» Material for this exercise:
========

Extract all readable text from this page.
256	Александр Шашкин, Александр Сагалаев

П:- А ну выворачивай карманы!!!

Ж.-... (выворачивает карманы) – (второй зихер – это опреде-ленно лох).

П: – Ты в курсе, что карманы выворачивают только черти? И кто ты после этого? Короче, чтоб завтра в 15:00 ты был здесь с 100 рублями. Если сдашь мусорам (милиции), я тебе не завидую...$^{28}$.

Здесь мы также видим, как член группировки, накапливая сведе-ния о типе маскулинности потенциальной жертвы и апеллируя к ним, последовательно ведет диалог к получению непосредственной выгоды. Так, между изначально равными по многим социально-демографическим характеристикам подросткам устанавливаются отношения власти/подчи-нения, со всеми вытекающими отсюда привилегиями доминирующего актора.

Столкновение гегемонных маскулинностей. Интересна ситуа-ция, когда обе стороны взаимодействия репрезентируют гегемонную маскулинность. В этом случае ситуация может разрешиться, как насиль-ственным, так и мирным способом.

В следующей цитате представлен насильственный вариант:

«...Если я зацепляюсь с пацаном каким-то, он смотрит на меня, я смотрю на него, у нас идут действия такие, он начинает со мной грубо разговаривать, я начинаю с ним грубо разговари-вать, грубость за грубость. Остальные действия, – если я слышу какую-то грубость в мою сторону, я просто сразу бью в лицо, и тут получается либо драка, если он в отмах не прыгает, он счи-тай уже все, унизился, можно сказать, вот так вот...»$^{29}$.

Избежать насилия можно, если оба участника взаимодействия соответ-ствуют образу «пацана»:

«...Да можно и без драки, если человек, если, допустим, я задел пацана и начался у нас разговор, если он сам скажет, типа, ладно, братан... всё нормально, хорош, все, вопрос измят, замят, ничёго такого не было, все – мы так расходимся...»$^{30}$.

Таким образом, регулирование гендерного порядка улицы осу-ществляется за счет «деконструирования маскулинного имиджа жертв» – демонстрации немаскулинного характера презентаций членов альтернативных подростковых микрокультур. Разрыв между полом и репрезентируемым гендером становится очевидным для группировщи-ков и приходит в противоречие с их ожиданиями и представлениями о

========

» Do this:
Extract the complete data, matching each line exactly.

» Expected output:
Extract all readable text from this page.
256	Александр Шашкин, Александр Сагалаев

П:- А ну выворачивай карманы!!!

Ж.-... (выворачивает карманы) – (второй зихер – это опреде-ленно лох).

П: – Ты в курсе, что карманы выворачивают только черти? И кто ты после этого? Короче, чтоб завтра в 15:00 ты был здесь с 100 рублями. Если сдашь мусорам (милиции), я тебе не завидую...$^{28}$.

Здесь мы также видим, как член группировки, накапливая сведе-ния о типе маскулинности потенциальной жертвы и апеллируя к ним, последовательно ведет диалог к получению непосредственной выгоды. Так, между изначально равными по многим социально-демографическим характеристикам подросткам устанавливаются отношения власти/подчи-нения, со всеми вытекающими отсюда привилегиями доминирующего актора.

Столкновение гегемонных маскулинностей. Интересна ситуа-ция, когда обе стороны взаимодействия репрезентируют гегемонную маскулинность. В этом случае ситуация может разрешиться, как насиль-ственным, так и мирным способом.

В следующей цитате представлен насильственный вариант:

«...Если я зацепляюсь с пацаном каким-то, он смотрит на меня, я смотрю на него, у нас идут действия такие, он начинает со мной грубо разговаривать, я начинаю с ним грубо разговари-вать, грубость за грубость. Остальные действия, – если я слышу какую-то грубость в мою сторону, я просто сразу бью в лицо, и тут получается либо драка, если он в отмах не прыгает, он счи-тай уже все, унизился, можно сказать, вот так вот...»$^{29}$.

Избежать насилия можно, если оба участника взаимодействия соответ-ствуют образу «пацана»:

«...Да можно и без драки, если человек, если, допустим, я задел пацана и начался у нас разговор, если он сам скажет, типа, ладно, братан... всё нормально, хорош, все, вопрос измят, замят, ничёго такого не было, все – мы так расходимся...»$^{30}$.

Таким образом, регулирование гендерного порядка улицы осу-ществляется за счет «деконструирования маскулинного имиджа жертв» – демонстрации немаскулинного характера презентаций членов альтернативных подростковых микрокультур. Разрыв между полом и репрезентируемым гендером становится очевидным для группировщи-ков и приходит в противоречие с их ожиданиями и представлениями о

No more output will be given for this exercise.